# Exercise aim:
Render the following material again verbatim, leaving nothing out.

# Data entries:
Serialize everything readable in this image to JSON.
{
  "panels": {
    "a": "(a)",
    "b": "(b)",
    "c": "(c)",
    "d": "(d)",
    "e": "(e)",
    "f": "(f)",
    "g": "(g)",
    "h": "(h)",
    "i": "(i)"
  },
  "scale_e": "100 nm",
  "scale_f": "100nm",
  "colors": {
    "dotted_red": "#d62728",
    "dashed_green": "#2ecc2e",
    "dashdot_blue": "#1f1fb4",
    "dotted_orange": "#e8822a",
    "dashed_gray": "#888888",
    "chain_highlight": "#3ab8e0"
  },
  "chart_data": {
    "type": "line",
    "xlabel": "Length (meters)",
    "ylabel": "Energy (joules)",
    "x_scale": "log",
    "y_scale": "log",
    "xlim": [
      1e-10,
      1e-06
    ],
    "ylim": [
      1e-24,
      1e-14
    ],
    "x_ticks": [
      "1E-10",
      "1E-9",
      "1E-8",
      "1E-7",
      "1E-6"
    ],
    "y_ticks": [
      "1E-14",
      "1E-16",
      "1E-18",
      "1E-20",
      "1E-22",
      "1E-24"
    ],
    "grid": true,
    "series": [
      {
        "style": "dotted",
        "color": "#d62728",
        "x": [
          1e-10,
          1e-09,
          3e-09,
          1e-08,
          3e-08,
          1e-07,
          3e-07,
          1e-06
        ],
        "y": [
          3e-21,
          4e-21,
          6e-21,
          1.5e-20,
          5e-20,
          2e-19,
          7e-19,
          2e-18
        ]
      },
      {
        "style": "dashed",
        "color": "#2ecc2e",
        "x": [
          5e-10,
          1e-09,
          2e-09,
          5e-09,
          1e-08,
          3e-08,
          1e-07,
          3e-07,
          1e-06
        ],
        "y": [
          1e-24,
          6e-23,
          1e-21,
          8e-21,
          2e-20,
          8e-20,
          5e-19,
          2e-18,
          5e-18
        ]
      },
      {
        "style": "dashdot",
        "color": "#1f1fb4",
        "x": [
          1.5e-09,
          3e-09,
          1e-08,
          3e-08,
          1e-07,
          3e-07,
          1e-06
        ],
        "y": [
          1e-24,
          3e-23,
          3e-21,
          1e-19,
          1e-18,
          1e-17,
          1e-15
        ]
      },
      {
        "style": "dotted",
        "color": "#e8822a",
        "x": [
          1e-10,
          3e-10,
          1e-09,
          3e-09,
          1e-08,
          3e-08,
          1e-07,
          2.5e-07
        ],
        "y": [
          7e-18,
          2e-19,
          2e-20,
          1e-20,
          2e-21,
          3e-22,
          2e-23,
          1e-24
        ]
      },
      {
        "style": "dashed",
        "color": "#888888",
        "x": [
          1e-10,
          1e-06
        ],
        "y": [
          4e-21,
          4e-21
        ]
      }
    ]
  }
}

# Exercise answer:
Serialize everything readable in this image to JSON.
{
  "panels": {
    "a": "(a)",
    "b": "(b)",
    "c": "(c)",
    "d": "(d)",
    "e": "(e)",
    "f": "(f)",
    "g": "(g)",
    "h": "(h)",
    "i": "(i)"
  },
  "scale_e": "100 nm",
  "scale_f": "100nm",
  "colors": {
    "dotted_red": "#d62728",
    "dashed_green": "#2ecc2e",
    "dashdot_blue": "#1f1fb4",
    "dotted_orange": "#e8822a",
    "dashed_gray": "#888888",
    "chain_highlight": "#3ab8e0"
  },
  "chart_data": {
    "type": "line",
    "xlabel": "Length (meters)",
    "ylabel": "Energy (joules)",
    "x_scale": "log",
    "y_scale": "log",
    "xlim": [
      1e-10,
      1e-06
    ],
    "ylim": [
      1e-24,
      1e-14
    ],
    "x_ticks": [
      "1E-10",
      "1E-9",
      "1E-8",
      "1E-7",
      "1E-6"
    ],
    "y_ticks": [
      "1E-14",
      "1E-16",
      "1E-18",
      "1E-20",
      "1E-22",
      "1E-24"
    ],
    "grid": true,
    "series": [
      {
        "style": "dotted",
        "color": "#d62728",
        "x": [
          1e-10,
          1e-09,
          3e-09,
          1e-08,
          3e-08,
          1e-07,
          3e-07,
          1e-06
        ],
        "y": [
          3e-21,
          4e-21,
          6e-21,
          1.5e-20,
          5e-20,
          2e-19,
          7e-19,
          2e-18
        ]
      },
      {
        "style": "dashed",
        "color": "#2ecc2e",
        "x": [
          5e-10,
          1e-09,
          2e-09,
          5e-09,
          1e-08,
          3e-08,
          1e-07,
          3e-07,
          1e-06
        ],
        "y": [
          1e-24,
          6e-23,
          1e-21,
          8e-21,
          2e-20,
          8e-20,
          5e-19,
          2e-18,
          5e-18
        ]
      },
      {
        "style": "dashdot",
        "color": "#1f1fb4",
        "x": [
          1.5e-09,
          3e-09,
          1e-08,
          3e-08,
          1e-07,
          3e-07,
          1e-06
        ],
        "y": [
          1e-24,
          3e-23,
          3e-21,
          1e-19,
          1e-18,
          1e-17,
          1e-15
        ]
      },
      {
        "style": "dotted",
        "color": "#e8822a",
        "x": [
          1e-10,
          3e-10,
          1e-09,
          3e-09,
          1e-08,
          3e-08,
          1e-07,
          2.5e-07
        ],
        "y": [
          7e-18,
          2e-19,
          2e-20,
          1e-20,
          2e-21,
          3e-22,
          2e-23,
          1e-24
        ]
      },
      {
        "style": "dashed",
        "color": "#888888",
        "x": [
          1e-10,
          1e-06
        ],
        "y": [
          4e-21,
          4e-21
        ]
      }
    ]
  }
}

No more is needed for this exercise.